[START]
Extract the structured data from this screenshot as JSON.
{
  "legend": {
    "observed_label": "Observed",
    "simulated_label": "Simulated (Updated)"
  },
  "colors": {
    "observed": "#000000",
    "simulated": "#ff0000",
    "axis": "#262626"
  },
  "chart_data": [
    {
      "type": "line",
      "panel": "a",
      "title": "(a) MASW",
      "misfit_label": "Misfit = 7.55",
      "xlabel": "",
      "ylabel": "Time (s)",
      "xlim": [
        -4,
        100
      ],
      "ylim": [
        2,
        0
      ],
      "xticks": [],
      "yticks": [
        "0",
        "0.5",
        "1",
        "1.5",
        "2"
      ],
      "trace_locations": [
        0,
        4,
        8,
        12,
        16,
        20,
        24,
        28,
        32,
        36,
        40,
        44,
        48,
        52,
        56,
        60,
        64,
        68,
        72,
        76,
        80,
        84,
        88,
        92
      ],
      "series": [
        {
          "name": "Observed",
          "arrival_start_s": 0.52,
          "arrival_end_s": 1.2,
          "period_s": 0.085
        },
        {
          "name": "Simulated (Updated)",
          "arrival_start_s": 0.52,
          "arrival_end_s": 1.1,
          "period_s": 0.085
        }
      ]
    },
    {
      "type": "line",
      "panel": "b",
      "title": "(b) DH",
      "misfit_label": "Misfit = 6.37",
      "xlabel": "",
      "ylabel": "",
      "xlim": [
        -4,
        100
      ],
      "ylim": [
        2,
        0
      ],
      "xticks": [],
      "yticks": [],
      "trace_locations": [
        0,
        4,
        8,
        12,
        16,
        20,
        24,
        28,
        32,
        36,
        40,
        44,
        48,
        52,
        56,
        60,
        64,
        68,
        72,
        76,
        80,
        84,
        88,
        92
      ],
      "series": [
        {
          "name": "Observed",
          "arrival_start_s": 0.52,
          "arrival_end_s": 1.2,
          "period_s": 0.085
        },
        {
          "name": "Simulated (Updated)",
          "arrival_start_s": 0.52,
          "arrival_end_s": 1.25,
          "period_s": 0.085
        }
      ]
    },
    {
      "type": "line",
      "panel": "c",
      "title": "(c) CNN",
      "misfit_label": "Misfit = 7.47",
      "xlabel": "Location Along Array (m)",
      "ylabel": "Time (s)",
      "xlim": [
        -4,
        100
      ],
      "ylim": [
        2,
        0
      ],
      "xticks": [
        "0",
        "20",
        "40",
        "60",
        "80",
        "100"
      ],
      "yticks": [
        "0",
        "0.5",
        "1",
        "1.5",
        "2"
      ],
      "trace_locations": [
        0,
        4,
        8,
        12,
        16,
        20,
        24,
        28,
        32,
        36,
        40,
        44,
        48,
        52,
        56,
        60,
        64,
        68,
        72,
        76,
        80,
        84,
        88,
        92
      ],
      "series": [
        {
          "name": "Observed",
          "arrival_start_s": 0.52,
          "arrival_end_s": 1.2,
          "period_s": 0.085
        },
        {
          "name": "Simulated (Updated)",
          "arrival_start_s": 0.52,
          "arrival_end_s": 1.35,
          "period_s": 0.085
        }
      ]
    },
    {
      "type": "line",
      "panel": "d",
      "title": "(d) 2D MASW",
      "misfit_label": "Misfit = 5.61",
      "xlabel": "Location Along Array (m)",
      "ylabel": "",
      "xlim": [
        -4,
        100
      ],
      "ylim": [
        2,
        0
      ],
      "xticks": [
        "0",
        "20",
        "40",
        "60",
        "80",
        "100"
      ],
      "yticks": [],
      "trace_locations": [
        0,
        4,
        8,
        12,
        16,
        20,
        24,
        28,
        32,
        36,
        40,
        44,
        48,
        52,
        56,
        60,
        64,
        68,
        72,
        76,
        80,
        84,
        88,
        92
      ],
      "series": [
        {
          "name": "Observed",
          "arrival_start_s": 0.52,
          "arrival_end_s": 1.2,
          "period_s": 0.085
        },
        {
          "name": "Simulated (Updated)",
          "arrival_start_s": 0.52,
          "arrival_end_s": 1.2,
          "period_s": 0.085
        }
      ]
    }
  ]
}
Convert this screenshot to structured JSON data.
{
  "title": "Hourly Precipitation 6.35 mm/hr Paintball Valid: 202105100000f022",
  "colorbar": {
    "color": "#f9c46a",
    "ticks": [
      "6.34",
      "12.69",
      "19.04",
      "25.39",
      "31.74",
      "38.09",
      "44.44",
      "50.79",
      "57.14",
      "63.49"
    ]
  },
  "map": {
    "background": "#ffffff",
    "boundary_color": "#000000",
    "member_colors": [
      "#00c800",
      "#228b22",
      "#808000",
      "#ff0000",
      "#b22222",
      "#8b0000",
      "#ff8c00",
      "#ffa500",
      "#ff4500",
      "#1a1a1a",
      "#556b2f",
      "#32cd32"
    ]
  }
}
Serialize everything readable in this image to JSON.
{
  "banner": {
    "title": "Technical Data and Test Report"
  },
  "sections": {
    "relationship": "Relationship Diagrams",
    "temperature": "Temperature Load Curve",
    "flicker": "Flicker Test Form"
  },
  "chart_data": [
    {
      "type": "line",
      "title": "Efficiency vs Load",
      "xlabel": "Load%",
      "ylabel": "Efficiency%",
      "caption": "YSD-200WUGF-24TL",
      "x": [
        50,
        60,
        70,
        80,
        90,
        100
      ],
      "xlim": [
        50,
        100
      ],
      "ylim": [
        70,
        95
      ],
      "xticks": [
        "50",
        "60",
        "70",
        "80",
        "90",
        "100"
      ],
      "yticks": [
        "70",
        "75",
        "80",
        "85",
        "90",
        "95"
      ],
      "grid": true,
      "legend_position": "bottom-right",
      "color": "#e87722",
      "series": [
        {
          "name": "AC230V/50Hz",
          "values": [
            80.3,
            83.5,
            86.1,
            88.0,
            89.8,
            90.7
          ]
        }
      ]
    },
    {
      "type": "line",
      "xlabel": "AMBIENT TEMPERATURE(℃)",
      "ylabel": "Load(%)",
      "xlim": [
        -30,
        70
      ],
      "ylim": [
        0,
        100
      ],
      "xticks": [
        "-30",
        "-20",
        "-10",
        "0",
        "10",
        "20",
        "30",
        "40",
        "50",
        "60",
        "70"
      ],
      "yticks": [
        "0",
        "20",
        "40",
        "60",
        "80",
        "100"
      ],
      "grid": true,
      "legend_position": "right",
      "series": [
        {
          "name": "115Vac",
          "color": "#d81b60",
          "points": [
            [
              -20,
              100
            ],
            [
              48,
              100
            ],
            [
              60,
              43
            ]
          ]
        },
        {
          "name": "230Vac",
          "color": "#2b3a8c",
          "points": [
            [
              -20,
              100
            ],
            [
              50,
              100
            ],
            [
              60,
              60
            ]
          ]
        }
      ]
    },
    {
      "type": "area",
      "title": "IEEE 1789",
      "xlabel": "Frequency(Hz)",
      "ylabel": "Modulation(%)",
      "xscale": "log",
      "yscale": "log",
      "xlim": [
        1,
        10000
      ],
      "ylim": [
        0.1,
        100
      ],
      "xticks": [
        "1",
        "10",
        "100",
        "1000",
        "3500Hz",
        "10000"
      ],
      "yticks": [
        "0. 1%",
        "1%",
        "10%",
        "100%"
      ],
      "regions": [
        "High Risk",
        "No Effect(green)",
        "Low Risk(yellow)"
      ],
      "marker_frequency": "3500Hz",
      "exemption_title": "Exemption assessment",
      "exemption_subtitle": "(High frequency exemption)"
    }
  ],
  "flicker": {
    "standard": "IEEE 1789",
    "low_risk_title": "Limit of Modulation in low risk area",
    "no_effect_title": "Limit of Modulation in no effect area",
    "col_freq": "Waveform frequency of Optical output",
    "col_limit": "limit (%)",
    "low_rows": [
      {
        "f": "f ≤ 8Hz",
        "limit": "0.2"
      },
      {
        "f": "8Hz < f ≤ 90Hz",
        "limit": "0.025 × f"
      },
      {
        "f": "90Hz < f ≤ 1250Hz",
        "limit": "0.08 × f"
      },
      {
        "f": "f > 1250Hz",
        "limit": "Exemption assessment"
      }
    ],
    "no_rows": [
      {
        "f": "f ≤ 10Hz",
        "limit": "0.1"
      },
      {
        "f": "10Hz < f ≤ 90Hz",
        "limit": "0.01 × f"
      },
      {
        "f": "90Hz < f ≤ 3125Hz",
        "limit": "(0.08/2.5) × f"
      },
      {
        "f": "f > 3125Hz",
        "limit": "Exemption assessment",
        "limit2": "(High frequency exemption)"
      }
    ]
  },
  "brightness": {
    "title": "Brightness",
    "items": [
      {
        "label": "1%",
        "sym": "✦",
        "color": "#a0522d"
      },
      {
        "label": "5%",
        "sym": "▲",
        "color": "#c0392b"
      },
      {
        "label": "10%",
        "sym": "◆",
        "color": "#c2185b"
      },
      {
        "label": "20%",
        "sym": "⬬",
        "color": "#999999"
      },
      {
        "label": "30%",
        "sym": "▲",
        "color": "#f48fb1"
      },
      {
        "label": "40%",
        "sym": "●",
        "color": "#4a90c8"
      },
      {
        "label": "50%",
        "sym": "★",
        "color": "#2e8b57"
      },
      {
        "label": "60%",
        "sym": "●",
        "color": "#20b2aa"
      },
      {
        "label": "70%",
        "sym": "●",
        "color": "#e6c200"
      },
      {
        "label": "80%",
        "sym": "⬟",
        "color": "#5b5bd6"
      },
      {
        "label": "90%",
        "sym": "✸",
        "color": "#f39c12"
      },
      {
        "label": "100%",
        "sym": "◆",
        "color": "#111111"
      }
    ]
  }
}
[END]
● AIM:
Pull out every line holding "screenshot" from the records above, and copy it.

● WRITTEN RESPONSE:
Extract the structured data from this screenshot as JSON.
Convert this screenshot to structured JSON data.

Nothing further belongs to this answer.